## Exercise aim:
How many lines of the records hold the string "xlabel"? Reply with the number alone.

::: Material to process

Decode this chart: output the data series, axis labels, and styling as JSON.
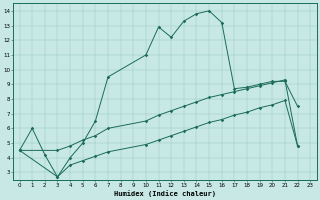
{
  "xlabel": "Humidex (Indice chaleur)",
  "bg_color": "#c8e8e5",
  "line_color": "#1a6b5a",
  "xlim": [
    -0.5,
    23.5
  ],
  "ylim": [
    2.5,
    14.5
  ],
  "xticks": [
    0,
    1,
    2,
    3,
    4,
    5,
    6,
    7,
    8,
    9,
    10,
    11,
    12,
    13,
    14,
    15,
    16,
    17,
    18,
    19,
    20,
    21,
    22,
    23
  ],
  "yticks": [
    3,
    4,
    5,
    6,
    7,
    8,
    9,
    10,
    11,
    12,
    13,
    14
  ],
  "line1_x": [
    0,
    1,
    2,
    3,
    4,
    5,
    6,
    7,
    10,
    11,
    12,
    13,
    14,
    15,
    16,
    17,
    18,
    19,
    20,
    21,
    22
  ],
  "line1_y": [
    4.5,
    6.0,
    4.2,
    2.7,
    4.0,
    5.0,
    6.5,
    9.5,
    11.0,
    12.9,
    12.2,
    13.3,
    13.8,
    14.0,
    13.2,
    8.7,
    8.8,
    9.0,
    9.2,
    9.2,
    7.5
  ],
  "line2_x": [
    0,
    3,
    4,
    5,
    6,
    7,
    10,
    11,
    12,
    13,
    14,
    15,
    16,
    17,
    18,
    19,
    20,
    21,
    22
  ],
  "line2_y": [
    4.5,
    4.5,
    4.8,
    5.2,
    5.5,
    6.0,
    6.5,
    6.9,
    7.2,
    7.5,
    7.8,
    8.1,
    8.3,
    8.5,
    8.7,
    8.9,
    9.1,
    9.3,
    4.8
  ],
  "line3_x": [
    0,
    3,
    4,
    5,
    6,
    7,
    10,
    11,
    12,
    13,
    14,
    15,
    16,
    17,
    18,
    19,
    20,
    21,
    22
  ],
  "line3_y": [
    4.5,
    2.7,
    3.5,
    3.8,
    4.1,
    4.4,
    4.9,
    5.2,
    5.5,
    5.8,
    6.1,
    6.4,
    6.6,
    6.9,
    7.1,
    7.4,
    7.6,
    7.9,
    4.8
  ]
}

::::::
::: Material to process

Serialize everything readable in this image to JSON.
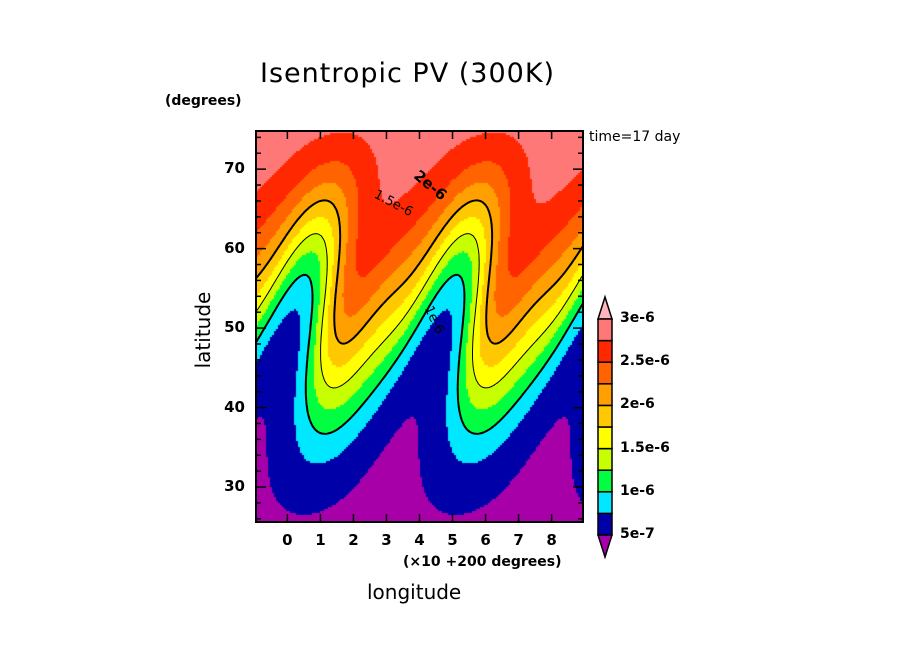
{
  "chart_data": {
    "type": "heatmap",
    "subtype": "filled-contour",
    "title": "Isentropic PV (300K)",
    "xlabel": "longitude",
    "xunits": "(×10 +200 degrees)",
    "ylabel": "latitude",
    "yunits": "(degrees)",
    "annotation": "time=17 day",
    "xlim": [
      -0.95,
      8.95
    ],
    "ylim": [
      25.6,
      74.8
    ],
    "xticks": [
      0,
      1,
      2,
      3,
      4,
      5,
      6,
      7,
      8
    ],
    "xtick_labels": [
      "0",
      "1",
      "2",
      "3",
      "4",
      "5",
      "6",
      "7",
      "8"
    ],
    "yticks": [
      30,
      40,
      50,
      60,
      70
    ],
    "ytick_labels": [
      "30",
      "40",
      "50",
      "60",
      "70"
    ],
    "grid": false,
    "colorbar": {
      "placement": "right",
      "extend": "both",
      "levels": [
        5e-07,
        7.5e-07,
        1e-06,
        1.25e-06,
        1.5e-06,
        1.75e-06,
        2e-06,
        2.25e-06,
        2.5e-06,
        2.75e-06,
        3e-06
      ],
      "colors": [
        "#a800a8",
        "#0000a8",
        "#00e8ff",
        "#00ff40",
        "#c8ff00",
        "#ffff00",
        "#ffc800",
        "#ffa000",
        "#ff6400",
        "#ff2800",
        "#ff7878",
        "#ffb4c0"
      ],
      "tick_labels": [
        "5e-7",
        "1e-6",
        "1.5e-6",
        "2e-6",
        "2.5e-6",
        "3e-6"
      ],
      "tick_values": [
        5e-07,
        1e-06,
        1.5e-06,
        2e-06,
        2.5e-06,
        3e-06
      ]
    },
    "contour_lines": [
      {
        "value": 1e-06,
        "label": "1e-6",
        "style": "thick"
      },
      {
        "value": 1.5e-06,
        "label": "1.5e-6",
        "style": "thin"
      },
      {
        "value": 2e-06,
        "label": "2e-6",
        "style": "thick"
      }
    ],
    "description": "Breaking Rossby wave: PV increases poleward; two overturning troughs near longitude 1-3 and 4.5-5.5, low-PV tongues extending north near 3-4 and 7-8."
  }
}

::::::

## Response below:
2